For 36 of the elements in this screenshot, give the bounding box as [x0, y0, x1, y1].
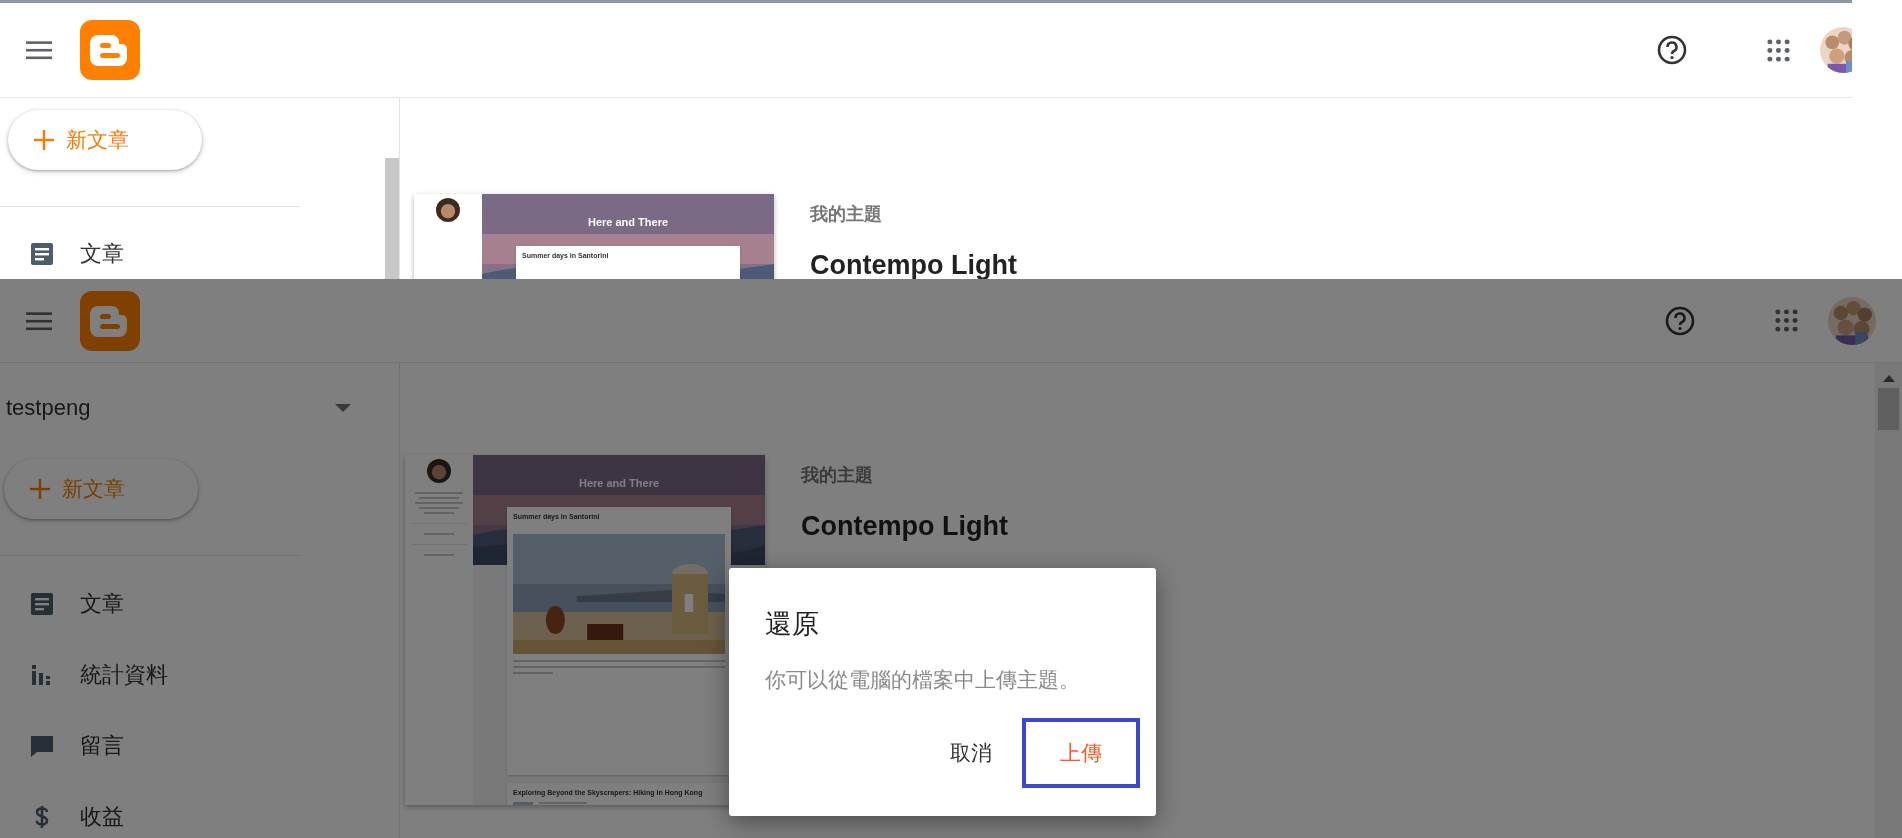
dialog-message: 你可以從電腦的檔案中上傳主題。	[765, 667, 1081, 693]
new-post-button[interactable]: 新文章	[8, 110, 202, 170]
plus-icon	[34, 130, 54, 150]
comment-icon	[30, 733, 54, 758]
scrollbar-thumb[interactable]	[1878, 388, 1899, 430]
dropdown-caret-icon[interactable]	[335, 404, 351, 412]
nav-item[interactable]: 文章	[0, 568, 399, 639]
apps-icon[interactable]	[1775, 309, 1798, 332]
nav-item[interactable]: 收益	[0, 781, 399, 838]
nav-item[interactable]: 留言	[0, 710, 399, 781]
cancel-button[interactable]: 取消	[940, 718, 1002, 788]
author-avatar	[436, 198, 460, 222]
theme-name: Contempo Light	[810, 250, 1017, 279]
blog-title: Here and There	[578, 477, 660, 491]
nav-item[interactable]: 統計資料	[0, 639, 399, 710]
apps-icon[interactable]	[1767, 38, 1790, 62]
plus-icon	[30, 479, 50, 499]
scroll-up-icon[interactable]	[1882, 375, 1895, 382]
section-label: 我的主題	[810, 203, 883, 226]
author-avatar	[427, 459, 451, 483]
document-icon	[30, 242, 54, 266]
dialog-title: 還原	[765, 608, 820, 641]
avatar[interactable]	[1828, 296, 1876, 345]
blogger-logo[interactable]	[80, 290, 140, 351]
blog-selector[interactable]: testpeng	[6, 395, 91, 421]
menu-icon[interactable]	[26, 310, 52, 331]
theme-name: Contempo Light	[801, 511, 1008, 542]
menu-icon[interactable]	[26, 40, 52, 60]
nav-item[interactable]: 文章	[0, 231, 320, 277]
blogger-logo[interactable]	[80, 20, 140, 80]
section-label: 我的主題	[801, 464, 874, 487]
document-icon	[30, 591, 54, 616]
help-icon[interactable]	[1657, 35, 1687, 65]
scrollbar-thumb[interactable]	[385, 158, 399, 279]
upload-button[interactable]: 上傳	[1022, 718, 1140, 788]
blog-title: Here and There	[587, 216, 669, 230]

-.-.-

» **What needs to be done**
Please reproduce all of the lines above character for character, leaving out the pictures.

» **Complete answer**
For 36 of the elements in this screenshot, give the bounding box as [x0, y0, x1, y1].
dialog-message: 你可以從電腦的檔案中上傳主題。	[765, 667, 1081, 693]
new-post-button[interactable]: 新文章	[8, 110, 202, 170]
plus-icon	[34, 130, 54, 150]
comment-icon	[30, 733, 54, 758]
scrollbar-thumb[interactable]	[1878, 388, 1899, 430]
dropdown-caret-icon[interactable]	[335, 404, 351, 412]
nav-item[interactable]: 文章	[0, 568, 399, 639]
apps-icon[interactable]	[1775, 309, 1798, 332]
nav-item[interactable]: 收益	[0, 781, 399, 838]
nav-item[interactable]: 留言	[0, 710, 399, 781]
cancel-button[interactable]: 取消	[940, 718, 1002, 788]
author-avatar	[436, 198, 460, 222]
theme-name: Contempo Light	[810, 250, 1017, 279]
blog-title: Here and There	[578, 477, 660, 491]
nav-item[interactable]: 統計資料	[0, 639, 399, 710]
apps-icon[interactable]	[1767, 38, 1790, 62]
plus-icon	[30, 479, 50, 499]
scroll-up-icon[interactable]	[1882, 375, 1895, 382]
section-label: 我的主題	[810, 203, 883, 226]
author-avatar	[427, 459, 451, 483]
document-icon	[30, 242, 54, 266]
dialog-title: 還原	[765, 608, 820, 641]
avatar[interactable]	[1828, 296, 1876, 345]
blogger-logo[interactable]	[80, 290, 140, 351]
blog-selector[interactable]: testpeng	[6, 395, 91, 421]
menu-icon[interactable]	[26, 310, 52, 331]
theme-name: Contempo Light	[801, 511, 1008, 542]
menu-icon[interactable]	[26, 40, 52, 60]
nav-item[interactable]: 文章	[0, 231, 320, 277]
blogger-logo[interactable]	[80, 20, 140, 80]
section-label: 我的主題	[801, 464, 874, 487]
document-icon	[30, 591, 54, 616]
help-icon[interactable]	[1657, 35, 1687, 65]
scrollbar-thumb[interactable]	[385, 158, 399, 279]
upload-button[interactable]: 上傳	[1022, 718, 1140, 788]
blog-title: Here and There	[587, 216, 669, 230]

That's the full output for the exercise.